→ Extrait de page
● ● ● ● ●

— Par André Lucrèce, Écrivain, Sociologue —
Notre pays connaît une indiscutable décroissance démographique. C’est un sujet suffisamment grave pour ne point se satisfaire d’explications relevant de lieux communs, lesquels résultent d’un spontanéisme simpliste. Vieillissement de la population et déficit migratoire nous amènent donc à un premier constat : il convient d’analyser une situation qui relève d’une transition démographique d’une grande brutalité avec des conséquences économiques et sociales peu enviables.
Au début des années 1960, les moins de vingt ans constituent 50% de la population martiniquaise. Nous sommes alors dans une situation économique défavorable. La crise qui frappe en particulier toute l’économie de plantation touche les travailleurs agricoles et provoque la fermeture les unes après les autres des usines productrices de sucre. Deux immigrations en résultent : l’une vers Fort-de-France avec le développement d’une ceinture populaire autour de cette ville et l’autre vers la France qui exprime à cette époque un important besoin de main-d’œuvre.
La conjoncture est aussi politique. Décembre 59, où la jeunesse fut active et engagée, est passé par là, l’OJAM (Organisation de la Jeunesse Anticolonialiste Martiniquaise) se manifeste quelques temps plus tard, la question de l’autonomie se fait entendre, la révolution cubaine est constituée en modèle par certains martiniquais, la guerre d’Algérie est en cours, des grèves d’ouvriers agricoles se terminent le plus souvent dans le sang. La situation est donc extrêmement tendue et la jeunesse pléthorique de notre population est clairement perçue aux yeux des institutions comme un réel danger.
Le gouvernement français décide d’organiser l’émigration massive d’une population. D’où la création d’un bureau d’émigration, le BUMIDOM qui, entre 1963 et 1981, provoquera le départ de 85 863 Antillais en âge de procréer, soit 50 078 hommes et 35 585 femmes, auxquels il faut ajouter les départs volontaires hors la filière du bureau des migrations. Cette incitation au départ très clairement voulue et organisée par les autorités françaises sera contestée vigoureusement par un certain nombre d’intellectuels.
Ainsi Edouard Glissant dénonce dès 1963 cette politique migratoire concernant notre jeunesse dans un article intitulé « Problèmes de la jeunesse antillaise » publié dans la revue Présence Africaine, politique qui selon lui cherchait à éviter toute révolte en coupant le pays de sa jeunesse : « Le pays, écrit-il, vidé de son sang jeune sera sans ressort et pourra être tenu en toute quiétude ». Il ne sera pas le seul. A la même période, une réunion organisée par les autorités françaises sur le BUMIDOM et qui s’est tenue au Ciné-Théâtre à Fort-de-France provoquait la contestation de plusieurs jeunes. Mais c’est Césaire qui, en novembre 1977 à l’assemblée nationale, énoncera le concept radical de « génocide par substitution » en précisant : « Je redoute autant la recolonisation sournoise que le génocide rampant ».

● ● ● ● ●

→ Jeu de données

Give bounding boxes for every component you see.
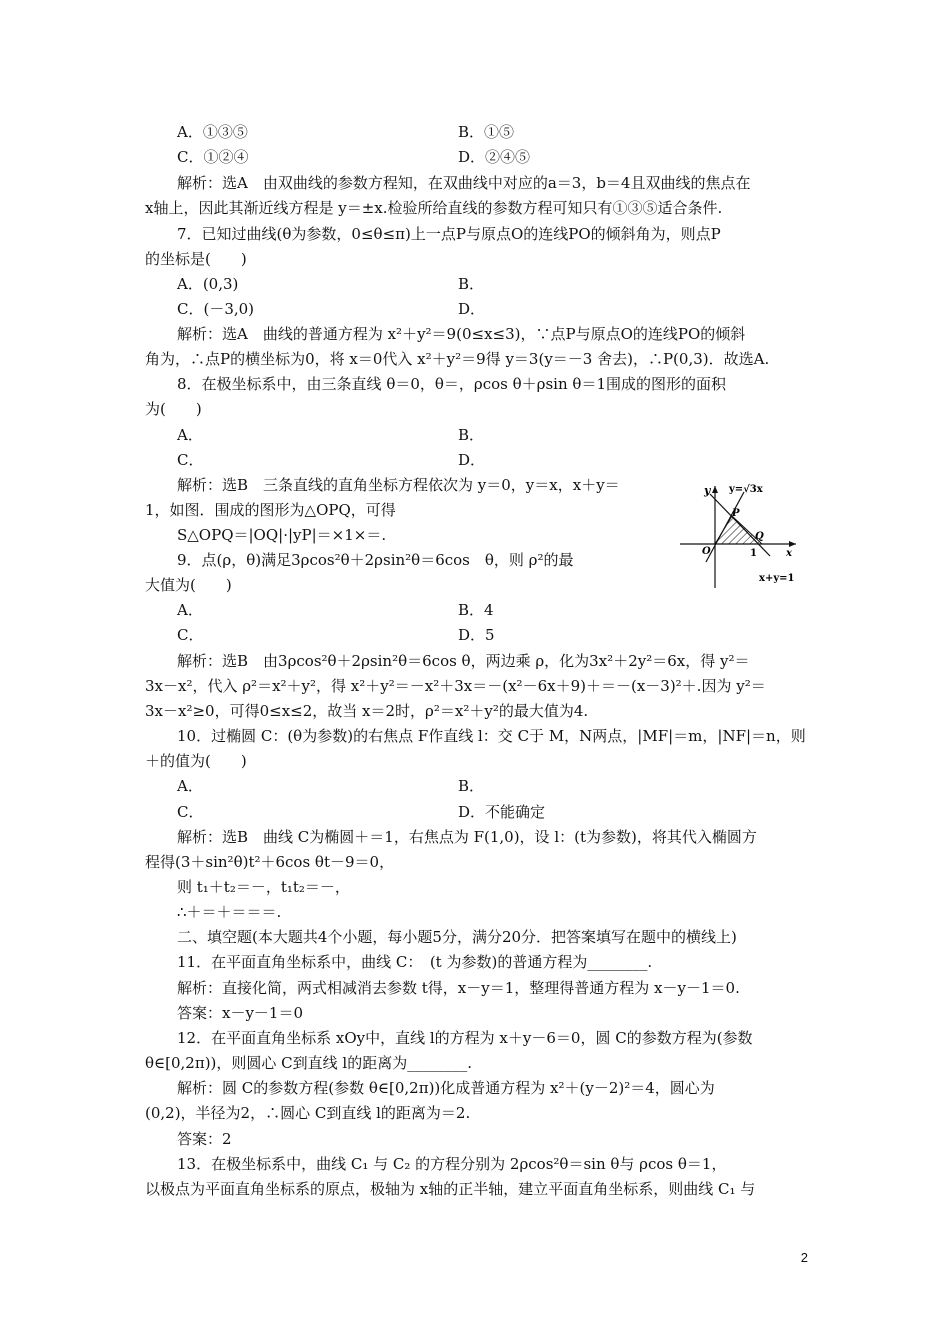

● ● ● ● ●

→ Tâches à faire
#1 D'après l'article sur la baisse de la population en Martinique, combien d'Antillais le BUMIDOM a-t-il fait partir entre 1963 et 1981 ?
#2 Recopiez le passage de l'article sur la baisse de la population martiniquaise qui commence à « Le gouvernement français » et se termine à « certain nombre d’intellectuels. ».
#3 Écrivez la suite de l'article sur la baisse de la population martiniquaise, à partir de sa dernière phrase.

→ Réponses
#1 85 863 Antillais en âge de procréer, soit 50 078 hommes et 35 585 femmes.

#2
Le gouvernement français décide d’organiser l’émigration massive d’une population. D’où la création d’un bureau d’émigration, le BUMIDOM qui, entre 1963 et 1981, provoquera le départ de 85 863 Antillais en âge de procréer, soit 50 078 hommes et 35 585 femmes, auxquels il faut ajouter les départs volontaires hors la filière du bureau des migrations. Cette incitation au départ très clairement voulue et organisée par les autorités françaises sera contestée vigoureusement par un certain nombre d’intellectuels.

#3
Cette politique migratoire annonçait alors la transition démographique, y compris la situation démographique actuelle, marquée par le vieillissement de la population, dont il faut analyser les causes avec lucidité. On évoque très spontanément la réalité du chômage pour expliquer le départ des jeunes. Ce lieu commun, aux deux sens du terme, n’explique pas tout. Je ferai d’abord remarquer que, contrairement à ce qui est souvent inféré, notre taux de chômage, certes toujours élevé, est néanmoins en baisse : il est de 15% en Martinique, quand il était à 17% deux ans auparavant. L’INSEE précise à ce propos : « Ce recul s’explique par une augmentation du nombre d’emplois alors que la population active est stable en 2019. » S’exerce donc lentement un développement de l’emploi.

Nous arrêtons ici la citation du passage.